----- ENTRIES PROVIDED
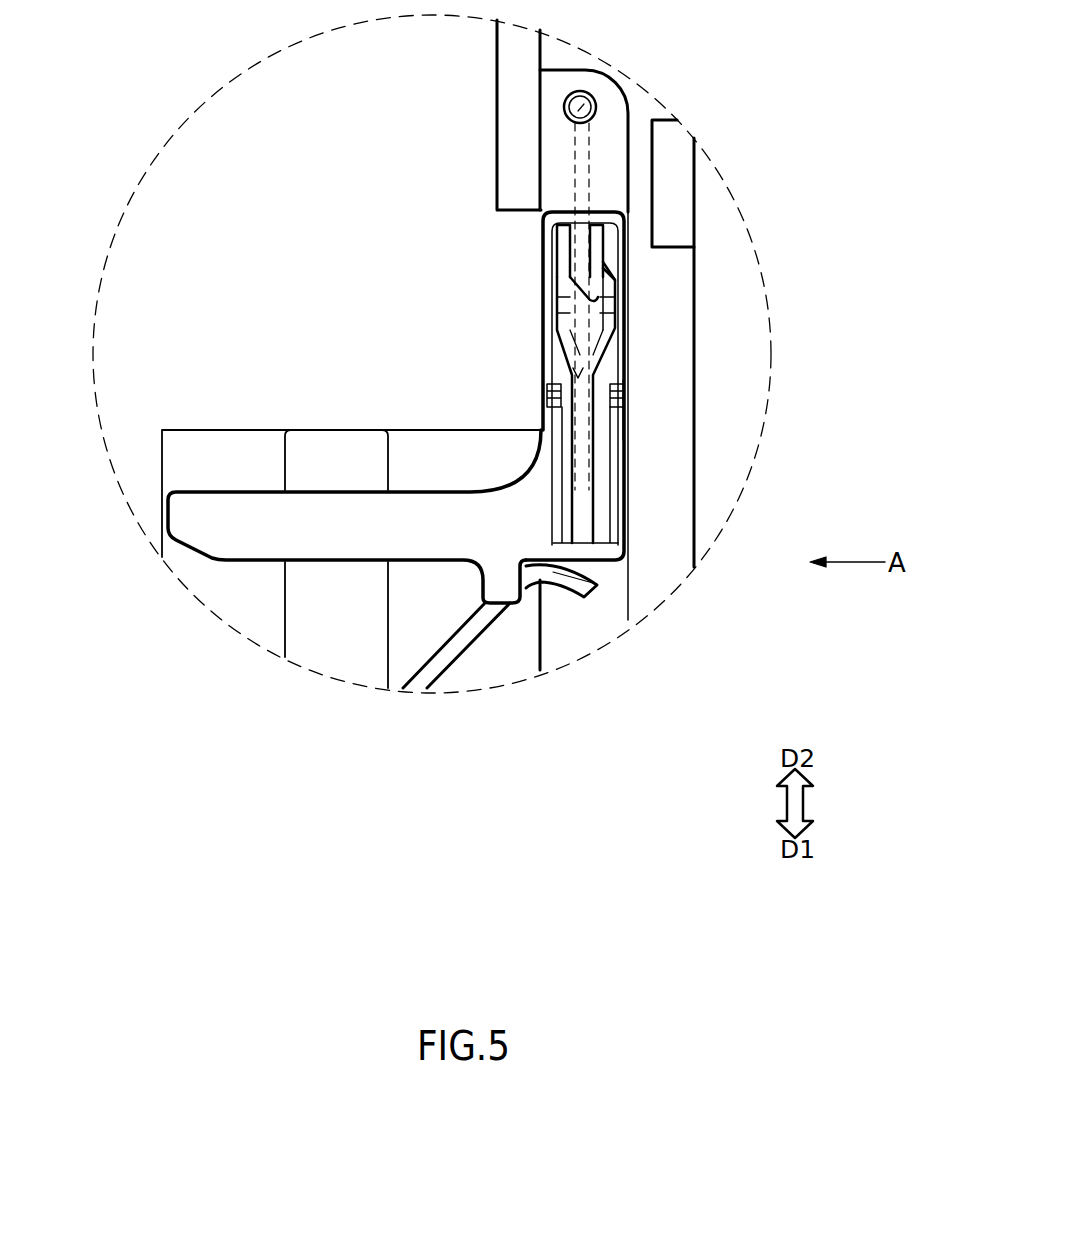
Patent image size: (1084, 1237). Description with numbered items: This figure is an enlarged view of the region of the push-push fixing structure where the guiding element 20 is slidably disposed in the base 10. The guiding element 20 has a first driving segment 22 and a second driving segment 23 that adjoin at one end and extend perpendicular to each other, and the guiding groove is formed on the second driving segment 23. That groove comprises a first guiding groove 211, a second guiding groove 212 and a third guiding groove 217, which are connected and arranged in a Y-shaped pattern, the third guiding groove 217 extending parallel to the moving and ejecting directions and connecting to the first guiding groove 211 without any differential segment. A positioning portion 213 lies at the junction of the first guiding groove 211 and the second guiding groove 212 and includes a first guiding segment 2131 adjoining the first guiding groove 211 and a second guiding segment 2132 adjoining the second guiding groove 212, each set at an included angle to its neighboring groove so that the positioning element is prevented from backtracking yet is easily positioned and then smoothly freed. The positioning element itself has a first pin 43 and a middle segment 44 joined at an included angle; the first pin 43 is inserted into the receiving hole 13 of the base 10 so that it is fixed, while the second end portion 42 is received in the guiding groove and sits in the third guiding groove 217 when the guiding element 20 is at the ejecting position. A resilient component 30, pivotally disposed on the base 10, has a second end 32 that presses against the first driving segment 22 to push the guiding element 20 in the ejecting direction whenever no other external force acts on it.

The base 10 is at (604, 175).
The receiving hole 13 is at (596, 108).
The first pin 43 is at (600, 85).
The middle segment 44 is at (622, 430).
The second end portion 42 is at (586, 483).
The guiding element 20 is at (617, 358).
The second driving segment 23 is at (605, 520).
The third guiding groove 217 is at (622, 400).
The first guiding groove 211 is at (605, 300).
The second guiding groove 212 is at (562, 316).
The positioning portion 213 is at (612, 323).
The first guiding segment 2131 is at (617, 278).
The second guiding segment 2132 is at (573, 290).
The first driving segment 22 is at (315, 537).
The resilient component 30 is at (478, 622).
The second end 32 is at (557, 592).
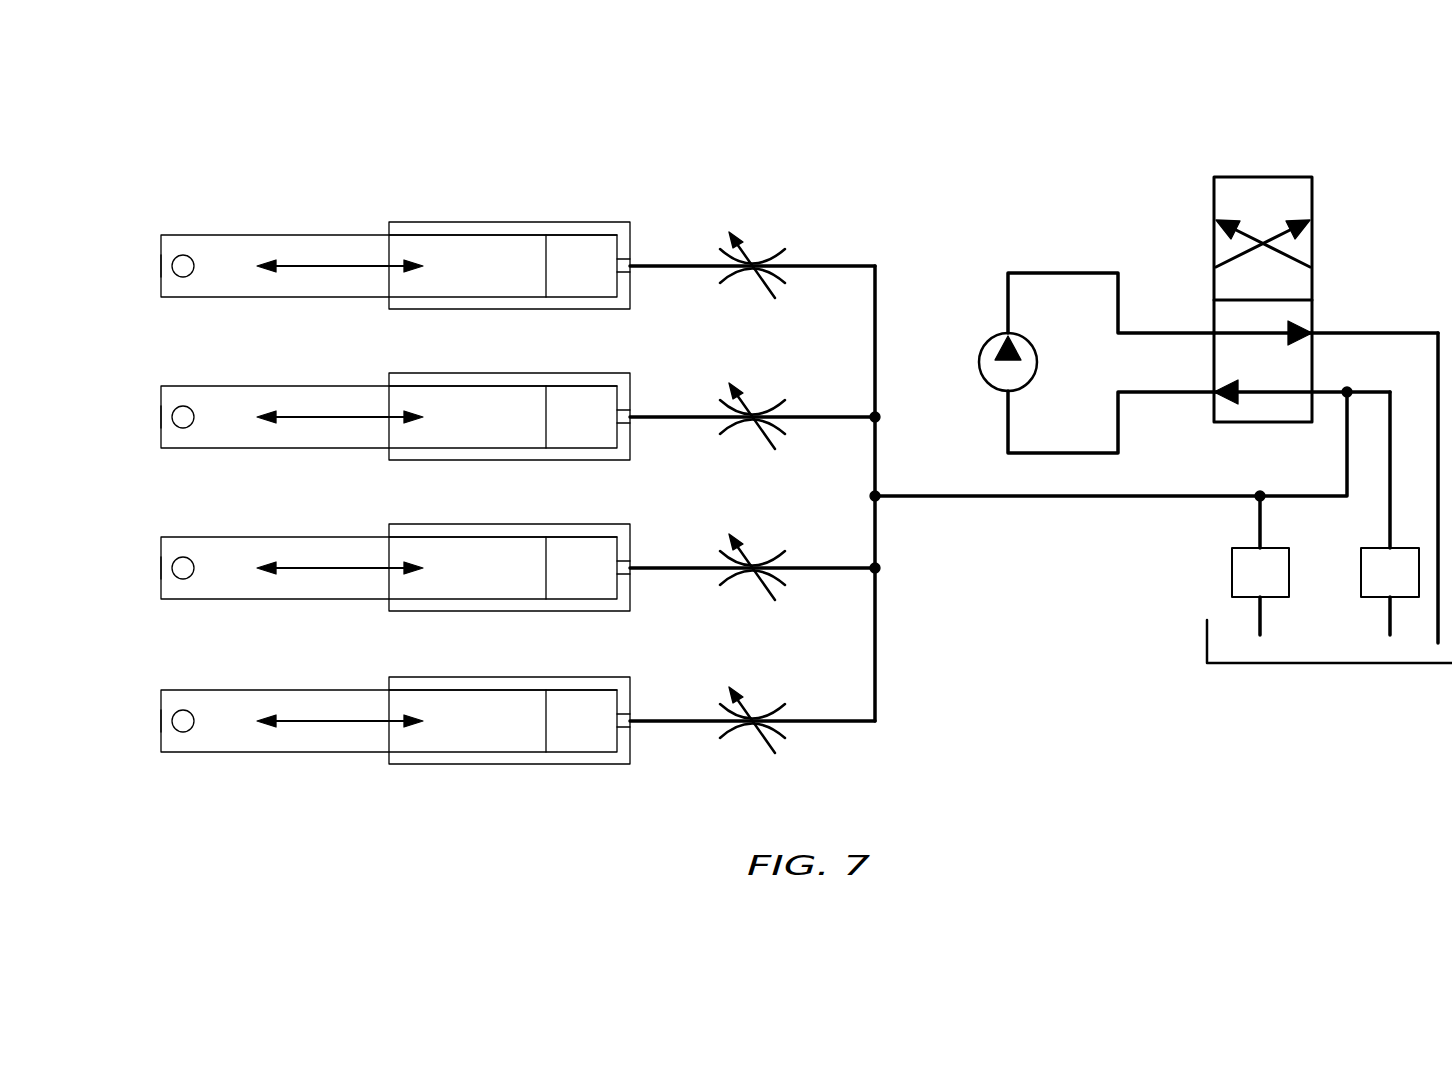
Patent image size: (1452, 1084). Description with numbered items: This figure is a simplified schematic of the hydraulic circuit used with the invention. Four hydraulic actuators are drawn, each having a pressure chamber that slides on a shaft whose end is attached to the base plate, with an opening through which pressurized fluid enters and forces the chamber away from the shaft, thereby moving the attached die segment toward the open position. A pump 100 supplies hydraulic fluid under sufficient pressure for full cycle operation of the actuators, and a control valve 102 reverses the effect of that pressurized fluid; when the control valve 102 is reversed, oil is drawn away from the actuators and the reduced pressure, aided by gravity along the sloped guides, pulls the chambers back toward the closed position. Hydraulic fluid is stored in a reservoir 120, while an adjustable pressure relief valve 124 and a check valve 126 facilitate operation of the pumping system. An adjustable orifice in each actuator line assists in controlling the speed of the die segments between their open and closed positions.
----------
WHAT THE TASK ASKS: Copy out all of the material above word for word, leaving out the pictures.

FULL RESPONSE:
Patent image size: (1084, 1237). Description with numbered items: This figure is an enlarged view of the region of the push-push fixing structure where the guiding element 20 is slidably disposed in the base 10. The guiding element 20 has a first driving segment 22 and a second driving segment 23 that adjoin at one end and extend perpendicular to each other, and the guiding groove is formed on the second driving segment 23. That groove comprises a first guiding groove 211, a second guiding groove 212 and a third guiding groove 217, which are connected and arranged in a Y-shaped pattern, the third guiding groove 217 extending parallel to the moving and ejecting directions and connecting to the first guiding groove 211 without any differential segment. A positioning portion 213 lies at the junction of the first guiding groove 211 and the second guiding groove 212 and includes a first guiding segment 2131 adjoining the first guiding groove 211 and a second guiding segment 2132 adjoining the second guiding groove 212, each set at an included angle to its neighboring groove so that the positioning element is prevented from backtracking yet is easily positioned and then smoothly freed. The positioning element itself has a first pin 43 and a middle segment 44 joined at an included angle; the first pin 43 is inserted into the receiving hole 13 of the base 10 so that it is fixed, while the second end portion 42 is received in the guiding groove and sits in the third guiding groove 217 when the guiding element 20 is at the ejecting position. A resilient component 30, pivotally disposed on the base 10, has a second end 32 that presses against the first driving segment 22 to push the guiding element 20 in the ejecting direction whenever no other external force acts on it.

The base 10 is at (604, 175).
The receiving hole 13 is at (596, 108).
The first pin 43 is at (600, 85).
The middle segment 44 is at (622, 430).
The second end portion 42 is at (586, 483).
The guiding element 20 is at (617, 358).
The second driving segment 23 is at (605, 520).
The third guiding groove 217 is at (622, 400).
The first guiding groove 211 is at (605, 300).
The second guiding groove 212 is at (562, 316).
The positioning portion 213 is at (612, 323).
The first guiding segment 2131 is at (617, 278).
The second guiding segment 2132 is at (573, 290).
The first driving segment 22 is at (315, 537).
The resilient component 30 is at (478, 622).
The second end 32 is at (557, 592).
Patent image size: (1452, 1084). Description with numbered items: This figure is a simplified schematic of the hydraulic circuit used with the invention. Four hydraulic actuators are drawn, each having a pressure chamber that slides on a shaft whose end is attached to the base plate, with an opening through which pressurized fluid enters and forces the chamber away from the shaft, thereby moving the attached die segment toward the open position. A pump 100 supplies hydraulic fluid under sufficient pressure for full cycle operation of the actuators, and a control valve 102 reverses the effect of that pressurized fluid; when the control valve 102 is reversed, oil is drawn away from the actuators and the reduced pressure, aided by gravity along the sloped guides, pulls the chambers back toward the closed position. Hydraulic fluid is stored in a reservoir 120, while an adjustable pressure relief valve 124 and a check valve 126 facilitate operation of the pumping system. An adjustable orifice in each actuator line assists in controlling the speed of the die segments between their open and closed positions.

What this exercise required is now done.